## Start

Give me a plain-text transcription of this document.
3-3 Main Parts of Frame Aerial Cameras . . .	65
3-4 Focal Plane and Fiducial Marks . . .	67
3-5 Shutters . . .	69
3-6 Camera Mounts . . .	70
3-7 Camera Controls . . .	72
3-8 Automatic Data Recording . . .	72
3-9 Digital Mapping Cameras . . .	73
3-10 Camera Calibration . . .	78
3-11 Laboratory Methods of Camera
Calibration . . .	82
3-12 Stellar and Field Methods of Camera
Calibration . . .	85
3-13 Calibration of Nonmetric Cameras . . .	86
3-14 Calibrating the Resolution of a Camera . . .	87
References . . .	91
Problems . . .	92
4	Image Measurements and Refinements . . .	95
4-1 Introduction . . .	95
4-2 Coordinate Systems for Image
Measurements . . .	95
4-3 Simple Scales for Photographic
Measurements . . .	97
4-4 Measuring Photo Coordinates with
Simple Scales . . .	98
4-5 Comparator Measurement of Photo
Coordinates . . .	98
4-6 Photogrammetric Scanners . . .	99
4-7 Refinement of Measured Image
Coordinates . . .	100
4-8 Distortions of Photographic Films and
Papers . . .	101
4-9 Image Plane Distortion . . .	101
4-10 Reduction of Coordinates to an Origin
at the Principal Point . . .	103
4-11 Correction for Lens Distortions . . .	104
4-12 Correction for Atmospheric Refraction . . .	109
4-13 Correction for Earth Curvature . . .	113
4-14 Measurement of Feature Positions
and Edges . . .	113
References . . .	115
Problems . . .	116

## End

→ **WHAT TO DO**: Pull out every line containing "Plane".

→ **ANSWER TO THE PROBLEM**:
3-4 Focal Plane and Fiducial Marks . . .	67
4-9 Image Plane Distortion . . .	101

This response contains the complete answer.